-------- Records for this exercise

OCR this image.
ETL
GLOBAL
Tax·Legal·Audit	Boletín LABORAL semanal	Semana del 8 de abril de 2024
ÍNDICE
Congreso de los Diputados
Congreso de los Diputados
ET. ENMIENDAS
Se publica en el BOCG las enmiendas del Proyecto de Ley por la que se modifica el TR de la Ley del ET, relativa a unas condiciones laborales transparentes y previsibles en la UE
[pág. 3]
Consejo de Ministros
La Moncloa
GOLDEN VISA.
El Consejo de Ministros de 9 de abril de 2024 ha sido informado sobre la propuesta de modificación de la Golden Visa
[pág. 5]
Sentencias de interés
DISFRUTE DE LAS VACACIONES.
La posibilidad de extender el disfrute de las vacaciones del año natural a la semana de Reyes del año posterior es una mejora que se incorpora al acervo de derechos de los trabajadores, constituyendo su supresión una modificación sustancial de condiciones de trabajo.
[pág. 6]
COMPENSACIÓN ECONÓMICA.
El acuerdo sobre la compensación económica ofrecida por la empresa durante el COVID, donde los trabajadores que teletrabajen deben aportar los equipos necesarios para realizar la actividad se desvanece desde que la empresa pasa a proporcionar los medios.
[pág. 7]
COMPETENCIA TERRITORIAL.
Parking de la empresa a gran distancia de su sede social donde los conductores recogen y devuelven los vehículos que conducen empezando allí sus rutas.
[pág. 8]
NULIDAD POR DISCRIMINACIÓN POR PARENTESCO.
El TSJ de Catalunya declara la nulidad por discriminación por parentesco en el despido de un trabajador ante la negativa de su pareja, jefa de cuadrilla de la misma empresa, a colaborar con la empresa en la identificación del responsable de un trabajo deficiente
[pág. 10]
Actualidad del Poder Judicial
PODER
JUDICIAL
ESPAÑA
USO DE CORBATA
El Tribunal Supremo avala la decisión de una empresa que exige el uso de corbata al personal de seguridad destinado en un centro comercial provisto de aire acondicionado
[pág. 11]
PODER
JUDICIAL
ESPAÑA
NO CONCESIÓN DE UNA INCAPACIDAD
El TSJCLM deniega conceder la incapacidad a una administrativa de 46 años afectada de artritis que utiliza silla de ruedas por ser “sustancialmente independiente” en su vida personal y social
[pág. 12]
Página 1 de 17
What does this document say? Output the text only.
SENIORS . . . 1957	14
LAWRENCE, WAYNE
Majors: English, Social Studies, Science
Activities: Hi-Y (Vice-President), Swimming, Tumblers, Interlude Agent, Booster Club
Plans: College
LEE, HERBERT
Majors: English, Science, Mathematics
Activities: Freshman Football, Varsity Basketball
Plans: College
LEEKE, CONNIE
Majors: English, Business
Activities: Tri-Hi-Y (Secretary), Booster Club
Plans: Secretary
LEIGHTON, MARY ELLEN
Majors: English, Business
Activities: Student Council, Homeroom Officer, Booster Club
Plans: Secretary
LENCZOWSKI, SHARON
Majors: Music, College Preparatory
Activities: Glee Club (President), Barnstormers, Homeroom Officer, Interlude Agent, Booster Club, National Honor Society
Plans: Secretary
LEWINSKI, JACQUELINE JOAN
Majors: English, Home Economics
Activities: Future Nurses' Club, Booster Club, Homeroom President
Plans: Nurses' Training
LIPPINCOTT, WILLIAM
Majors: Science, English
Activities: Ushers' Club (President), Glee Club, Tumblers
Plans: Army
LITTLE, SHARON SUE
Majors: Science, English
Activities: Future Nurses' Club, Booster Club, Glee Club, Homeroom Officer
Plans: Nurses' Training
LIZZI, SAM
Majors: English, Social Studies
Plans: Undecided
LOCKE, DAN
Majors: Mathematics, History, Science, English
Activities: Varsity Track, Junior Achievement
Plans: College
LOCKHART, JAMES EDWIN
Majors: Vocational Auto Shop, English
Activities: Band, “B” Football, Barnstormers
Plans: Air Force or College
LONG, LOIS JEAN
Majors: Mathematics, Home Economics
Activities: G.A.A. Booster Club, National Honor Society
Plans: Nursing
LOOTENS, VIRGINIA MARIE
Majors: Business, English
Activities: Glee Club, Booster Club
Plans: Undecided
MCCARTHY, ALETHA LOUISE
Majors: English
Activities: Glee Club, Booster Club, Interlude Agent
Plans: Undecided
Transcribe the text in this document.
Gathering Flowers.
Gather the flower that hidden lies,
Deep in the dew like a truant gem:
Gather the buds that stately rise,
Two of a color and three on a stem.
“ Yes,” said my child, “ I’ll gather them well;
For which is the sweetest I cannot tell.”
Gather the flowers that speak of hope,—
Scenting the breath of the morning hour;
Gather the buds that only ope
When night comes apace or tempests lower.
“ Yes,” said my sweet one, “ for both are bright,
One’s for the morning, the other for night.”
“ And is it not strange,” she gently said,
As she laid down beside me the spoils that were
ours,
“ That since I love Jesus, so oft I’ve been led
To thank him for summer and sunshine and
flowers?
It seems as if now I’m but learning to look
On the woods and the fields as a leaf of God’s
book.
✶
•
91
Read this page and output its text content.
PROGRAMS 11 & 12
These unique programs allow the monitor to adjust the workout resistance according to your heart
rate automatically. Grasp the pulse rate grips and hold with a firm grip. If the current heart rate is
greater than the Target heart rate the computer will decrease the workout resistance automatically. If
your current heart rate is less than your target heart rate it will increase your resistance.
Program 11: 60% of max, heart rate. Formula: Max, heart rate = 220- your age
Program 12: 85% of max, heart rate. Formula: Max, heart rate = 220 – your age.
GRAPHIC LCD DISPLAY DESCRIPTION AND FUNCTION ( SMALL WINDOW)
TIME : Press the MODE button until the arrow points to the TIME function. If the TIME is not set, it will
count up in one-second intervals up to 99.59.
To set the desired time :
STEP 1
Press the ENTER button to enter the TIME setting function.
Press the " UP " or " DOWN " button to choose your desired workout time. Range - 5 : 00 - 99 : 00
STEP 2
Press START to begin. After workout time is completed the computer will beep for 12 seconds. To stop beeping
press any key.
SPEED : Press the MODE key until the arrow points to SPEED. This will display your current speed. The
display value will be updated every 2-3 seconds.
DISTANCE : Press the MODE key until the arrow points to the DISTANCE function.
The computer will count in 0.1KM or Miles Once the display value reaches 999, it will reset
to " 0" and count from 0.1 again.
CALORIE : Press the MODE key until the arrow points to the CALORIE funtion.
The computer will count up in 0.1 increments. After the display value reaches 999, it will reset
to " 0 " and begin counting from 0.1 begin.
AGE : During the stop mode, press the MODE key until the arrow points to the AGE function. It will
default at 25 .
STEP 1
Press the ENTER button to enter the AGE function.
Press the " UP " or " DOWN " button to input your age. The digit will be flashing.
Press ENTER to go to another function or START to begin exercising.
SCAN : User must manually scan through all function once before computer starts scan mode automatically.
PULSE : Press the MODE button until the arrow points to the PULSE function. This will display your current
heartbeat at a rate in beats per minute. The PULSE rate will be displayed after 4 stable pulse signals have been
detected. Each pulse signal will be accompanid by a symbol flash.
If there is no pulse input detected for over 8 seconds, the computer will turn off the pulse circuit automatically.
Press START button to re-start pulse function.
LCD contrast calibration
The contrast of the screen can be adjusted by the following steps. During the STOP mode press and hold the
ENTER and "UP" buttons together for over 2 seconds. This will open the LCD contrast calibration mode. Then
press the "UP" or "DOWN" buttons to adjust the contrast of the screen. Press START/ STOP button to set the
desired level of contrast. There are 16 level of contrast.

----------------

The problem: Set down each entry again, unchanged.

Result below:
OCR this image.
ETL
GLOBAL
Tax·Legal·Audit	Boletín LABORAL semanal	Semana del 8 de abril de 2024
ÍNDICE
Congreso de los Diputados
Congreso de los Diputados
ET. ENMIENDAS
Se publica en el BOCG las enmiendas del Proyecto de Ley por la que se modifica el TR de la Ley del ET, relativa a unas condiciones laborales transparentes y previsibles en la UE
[pág. 3]
Consejo de Ministros
La Moncloa
GOLDEN VISA.
El Consejo de Ministros de 9 de abril de 2024 ha sido informado sobre la propuesta de modificación de la Golden Visa
[pág. 5]
Sentencias de interés
DISFRUTE DE LAS VACACIONES.
La posibilidad de extender el disfrute de las vacaciones del año natural a la semana de Reyes del año posterior es una mejora que se incorpora al acervo de derechos de los trabajadores, constituyendo su supresión una modificación sustancial de condiciones de trabajo.
[pág. 6]
COMPENSACIÓN ECONÓMICA.
El acuerdo sobre la compensación económica ofrecida por la empresa durante el COVID, donde los trabajadores que teletrabajen deben aportar los equipos necesarios para realizar la actividad se desvanece desde que la empresa pasa a proporcionar los medios.
[pág. 7]
COMPETENCIA TERRITORIAL.
Parking de la empresa a gran distancia de su sede social donde los conductores recogen y devuelven los vehículos que conducen empezando allí sus rutas.
[pág. 8]
NULIDAD POR DISCRIMINACIÓN POR PARENTESCO.
El TSJ de Catalunya declara la nulidad por discriminación por parentesco en el despido de un trabajador ante la negativa de su pareja, jefa de cuadrilla de la misma empresa, a colaborar con la empresa en la identificación del responsable de un trabajo deficiente
[pág. 10]
Actualidad del Poder Judicial
PODER
JUDICIAL
ESPAÑA
USO DE CORBATA
El Tribunal Supremo avala la decisión de una empresa que exige el uso de corbata al personal de seguridad destinado en un centro comercial provisto de aire acondicionado
[pág. 11]
PODER
JUDICIAL
ESPAÑA
NO CONCESIÓN DE UNA INCAPACIDAD
El TSJCLM deniega conceder la incapacidad a una administrativa de 46 años afectada de artritis que utiliza silla de ruedas por ser “sustancialmente independiente” en su vida personal y social
[pág. 12]
Página 1 de 17
What does this document say? Output the text only.
SENIORS . . . 1957	14
LAWRENCE, WAYNE
Majors: English, Social Studies, Science
Activities: Hi-Y (Vice-President), Swimming, Tumblers, Interlude Agent, Booster Club
Plans: College
LEE, HERBERT
Majors: English, Science, Mathematics
Activities: Freshman Football, Varsity Basketball
Plans: College
LEEKE, CONNIE
Majors: English, Business
Activities: Tri-Hi-Y (Secretary), Booster Club
Plans: Secretary
LEIGHTON, MARY ELLEN
Majors: English, Business
Activities: Student Council, Homeroom Officer, Booster Club
Plans: Secretary
LENCZOWSKI, SHARON
Majors: Music, College Preparatory
Activities: Glee Club (President), Barnstormers, Homeroom Officer, Interlude Agent, Booster Club, National Honor Society
Plans: Secretary
LEWINSKI, JACQUELINE JOAN
Majors: English, Home Economics
Activities: Future Nurses' Club, Booster Club, Homeroom President
Plans: Nurses' Training
LIPPINCOTT, WILLIAM
Majors: Science, English
Activities: Ushers' Club (President), Glee Club, Tumblers
Plans: Army
LITTLE, SHARON SUE
Majors: Science, English
Activities: Future Nurses' Club, Booster Club, Glee Club, Homeroom Officer
Plans: Nurses' Training
LIZZI, SAM
Majors: English, Social Studies
Plans: Undecided
LOCKE, DAN
Majors: Mathematics, History, Science, English
Activities: Varsity Track, Junior Achievement
Plans: College
LOCKHART, JAMES EDWIN
Majors: Vocational Auto Shop, English
Activities: Band, “B” Football, Barnstormers
Plans: Air Force or College
LONG, LOIS JEAN
Majors: Mathematics, Home Economics
Activities: G.A.A. Booster Club, National Honor Society
Plans: Nursing
LOOTENS, VIRGINIA MARIE
Majors: Business, English
Activities: Glee Club, Booster Club
Plans: Undecided
MCCARTHY, ALETHA LOUISE
Majors: English
Activities: Glee Club, Booster Club, Interlude Agent
Plans: Undecided
Transcribe the text in this document.
Gathering Flowers.
Gather the flower that hidden lies,
Deep in the dew like a truant gem:
Gather the buds that stately rise,
Two of a color and three on a stem.
“ Yes,” said my child, “ I’ll gather them well;
For which is the sweetest I cannot tell.”
Gather the flowers that speak of hope,—
Scenting the breath of the morning hour;
Gather the buds that only ope
When night comes apace or tempests lower.
“ Yes,” said my sweet one, “ for both are bright,
One’s for the morning, the other for night.”
“ And is it not strange,” she gently said,
As she laid down beside me the spoils that were
ours,
“ That since I love Jesus, so oft I’ve been led
To thank him for summer and sunshine and
flowers?
It seems as if now I’m but learning to look
On the woods and the fields as a leaf of God’s
book.
✶
•
91
Read this page and output its text content.
PROGRAMS 11 & 12
These unique programs allow the monitor to adjust the workout resistance according to your heart
rate automatically. Grasp the pulse rate grips and hold with a firm grip. If the current heart rate is
greater than the Target heart rate the computer will decrease the workout resistance automatically. If
your current heart rate is less than your target heart rate it will increase your resistance.
Program 11: 60% of max, heart rate. Formula: Max, heart rate = 220- your age
Program 12: 85% of max, heart rate. Formula: Max, heart rate = 220 – your age.
GRAPHIC LCD DISPLAY DESCRIPTION AND FUNCTION ( SMALL WINDOW)
TIME : Press the MODE button until the arrow points to the TIME function. If the TIME is not set, it will
count up in one-second intervals up to 99.59.
To set the desired time :
STEP 1
Press the ENTER button to enter the TIME setting function.
Press the " UP " or " DOWN " button to choose your desired workout time. Range - 5 : 00 - 99 : 00
STEP 2
Press START to begin. After workout time is completed the computer will beep for 12 seconds. To stop beeping
press any key.
SPEED : Press the MODE key until the arrow points to SPEED. This will display your current speed. The
display value will be updated every 2-3 seconds.
DISTANCE : Press the MODE key until the arrow points to the DISTANCE function.
The computer will count in 0.1KM or Miles Once the display value reaches 999, it will reset
to " 0" and count from 0.1 again.
CALORIE : Press the MODE key until the arrow points to the CALORIE funtion.
The computer will count up in 0.1 increments. After the display value reaches 999, it will reset
to " 0 " and begin counting from 0.1 begin.
AGE : During the stop mode, press the MODE key until the arrow points to the AGE function. It will
default at 25 .
STEP 1
Press the ENTER button to enter the AGE function.
Press the " UP " or " DOWN " button to input your age. The digit will be flashing.
Press ENTER to go to another function or START to begin exercising.
SCAN : User must manually scan through all function once before computer starts scan mode automatically.
PULSE : Press the MODE button until the arrow points to the PULSE function. This will display your current
heartbeat at a rate in beats per minute. The PULSE rate will be displayed after 4 stable pulse signals have been
detected. Each pulse signal will be accompanid by a symbol flash.
If there is no pulse input detected for over 8 seconds, the computer will turn off the pulse circuit automatically.
Press START button to re-start pulse function.
LCD contrast calibration
The contrast of the screen can be adjusted by the following steps. During the STOP mode press and hold the
ENTER and "UP" buttons together for over 2 seconds. This will open the LCD contrast calibration mode. Then
press the "UP" or "DOWN" buttons to adjust the contrast of the screen. Press START/ STOP button to set the
desired level of contrast. There are 16 level of contrast.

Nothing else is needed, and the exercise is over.